━━━━━ DATA SHOWN ━━━━━

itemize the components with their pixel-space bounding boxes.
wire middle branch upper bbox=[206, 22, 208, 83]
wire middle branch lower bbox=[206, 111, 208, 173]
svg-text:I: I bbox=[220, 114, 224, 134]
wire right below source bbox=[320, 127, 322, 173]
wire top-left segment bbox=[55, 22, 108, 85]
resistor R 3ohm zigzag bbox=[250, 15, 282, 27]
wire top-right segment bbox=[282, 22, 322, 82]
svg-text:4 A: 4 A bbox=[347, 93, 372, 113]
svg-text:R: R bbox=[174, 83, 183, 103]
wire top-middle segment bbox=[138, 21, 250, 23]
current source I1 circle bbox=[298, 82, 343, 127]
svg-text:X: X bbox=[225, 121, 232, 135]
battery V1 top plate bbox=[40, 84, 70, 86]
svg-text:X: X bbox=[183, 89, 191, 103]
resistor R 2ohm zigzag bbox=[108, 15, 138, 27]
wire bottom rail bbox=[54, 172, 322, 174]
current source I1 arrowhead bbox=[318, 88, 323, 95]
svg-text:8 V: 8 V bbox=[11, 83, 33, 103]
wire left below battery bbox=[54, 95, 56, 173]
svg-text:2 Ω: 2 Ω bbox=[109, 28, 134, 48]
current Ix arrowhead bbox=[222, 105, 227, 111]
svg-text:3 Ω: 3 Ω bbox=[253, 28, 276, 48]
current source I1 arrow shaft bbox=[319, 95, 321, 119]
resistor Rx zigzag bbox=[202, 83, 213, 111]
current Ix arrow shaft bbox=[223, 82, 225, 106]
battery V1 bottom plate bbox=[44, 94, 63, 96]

━━━━━

**TASK DIRECTIONS**
Copy the material line for line, from its first line through the line with "battery V1 top plate bbox=[40, 84, 70, 86]", including both of those lines.

**RESULT OF THIS EXERCISE**
itemize the components with their pixel-space bounding boxes.
wire middle branch upper bbox=[206, 22, 208, 83]
wire middle branch lower bbox=[206, 111, 208, 173]
svg-text:I: I bbox=[220, 114, 224, 134]
wire right below source bbox=[320, 127, 322, 173]
wire top-left segment bbox=[55, 22, 108, 85]
resistor R 3ohm zigzag bbox=[250, 15, 282, 27]
wire top-right segment bbox=[282, 22, 322, 82]
svg-text:4 A: 4 A bbox=[347, 93, 372, 113]
svg-text:R: R bbox=[174, 83, 183, 103]
wire top-middle segment bbox=[138, 21, 250, 23]
current source I1 circle bbox=[298, 82, 343, 127]
svg-text:X: X bbox=[225, 121, 232, 135]
battery V1 top plate bbox=[40, 84, 70, 86]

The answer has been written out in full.